Provided records –
============================================================
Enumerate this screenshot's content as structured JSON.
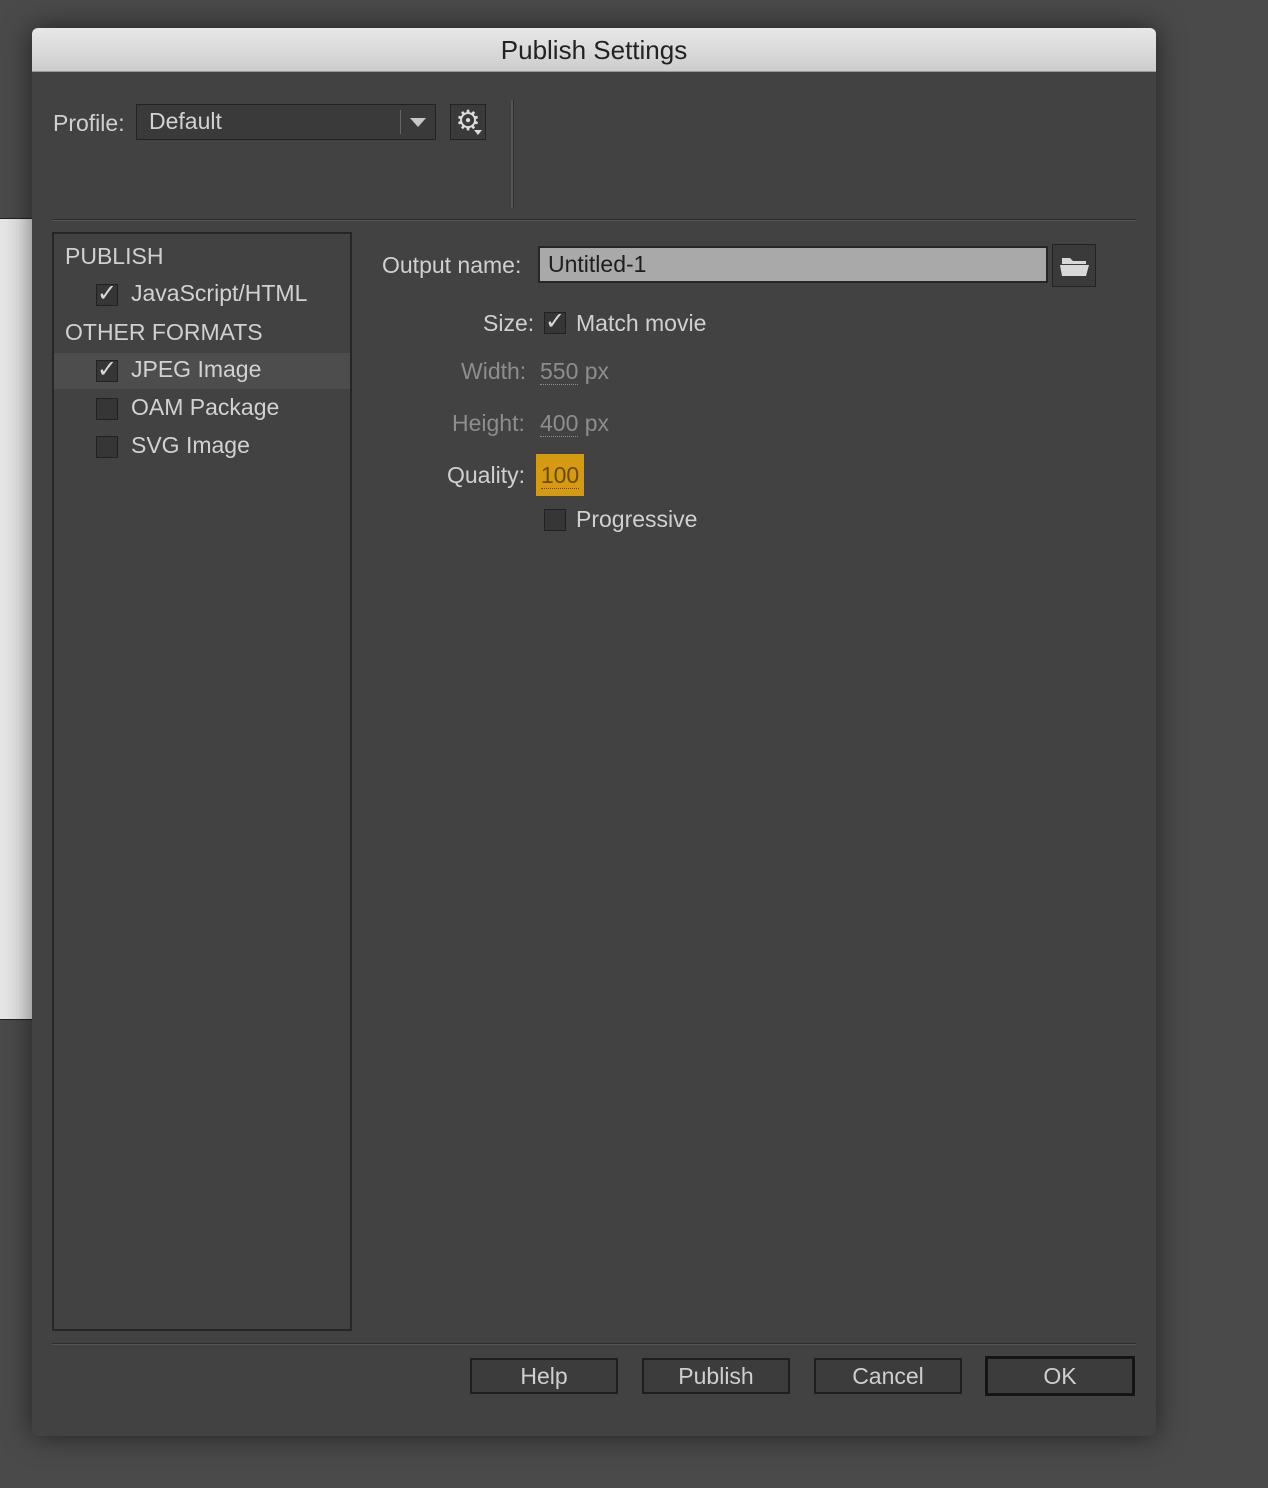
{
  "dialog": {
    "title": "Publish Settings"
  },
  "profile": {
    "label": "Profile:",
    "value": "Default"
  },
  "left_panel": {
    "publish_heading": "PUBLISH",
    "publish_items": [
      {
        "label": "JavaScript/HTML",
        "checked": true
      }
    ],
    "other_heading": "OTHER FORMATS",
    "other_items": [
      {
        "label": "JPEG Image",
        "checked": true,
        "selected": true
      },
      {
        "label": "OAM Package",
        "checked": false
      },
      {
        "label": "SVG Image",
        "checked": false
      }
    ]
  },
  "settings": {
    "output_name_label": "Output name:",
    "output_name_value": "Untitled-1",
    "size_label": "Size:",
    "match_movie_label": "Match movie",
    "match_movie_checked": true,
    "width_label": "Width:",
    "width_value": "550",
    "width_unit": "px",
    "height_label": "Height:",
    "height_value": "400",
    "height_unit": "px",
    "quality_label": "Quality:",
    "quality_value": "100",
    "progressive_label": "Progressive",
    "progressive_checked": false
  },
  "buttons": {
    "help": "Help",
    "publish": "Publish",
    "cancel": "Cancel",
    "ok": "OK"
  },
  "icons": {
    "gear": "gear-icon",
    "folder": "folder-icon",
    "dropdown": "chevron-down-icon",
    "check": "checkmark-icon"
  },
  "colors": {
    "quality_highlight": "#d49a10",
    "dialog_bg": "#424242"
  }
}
============================================================
Work to be completed –
Restate every record exactly, please; do not copy the pictures.

Solution –
Enumerate this screenshot's content as structured JSON.
{
  "dialog": {
    "title": "Publish Settings"
  },
  "profile": {
    "label": "Profile:",
    "value": "Default"
  },
  "left_panel": {
    "publish_heading": "PUBLISH",
    "publish_items": [
      {
        "label": "JavaScript/HTML",
        "checked": true
      }
    ],
    "other_heading": "OTHER FORMATS",
    "other_items": [
      {
        "label": "JPEG Image",
        "checked": true,
        "selected": true
      },
      {
        "label": "OAM Package",
        "checked": false
      },
      {
        "label": "SVG Image",
        "checked": false
      }
    ]
  },
  "settings": {
    "output_name_label": "Output name:",
    "output_name_value": "Untitled-1",
    "size_label": "Size:",
    "match_movie_label": "Match movie",
    "match_movie_checked": true,
    "width_label": "Width:",
    "width_value": "550",
    "width_unit": "px",
    "height_label": "Height:",
    "height_value": "400",
    "height_unit": "px",
    "quality_label": "Quality:",
    "quality_value": "100",
    "progressive_label": "Progressive",
    "progressive_checked": false
  },
  "buttons": {
    "help": "Help",
    "publish": "Publish",
    "cancel": "Cancel",
    "ok": "OK"
  },
  "icons": {
    "gear": "gear-icon",
    "folder": "folder-icon",
    "dropdown": "chevron-down-icon",
    "check": "checkmark-icon"
  },
  "colors": {
    "quality_highlight": "#d49a10",
    "dialog_bg": "#424242"
  }
}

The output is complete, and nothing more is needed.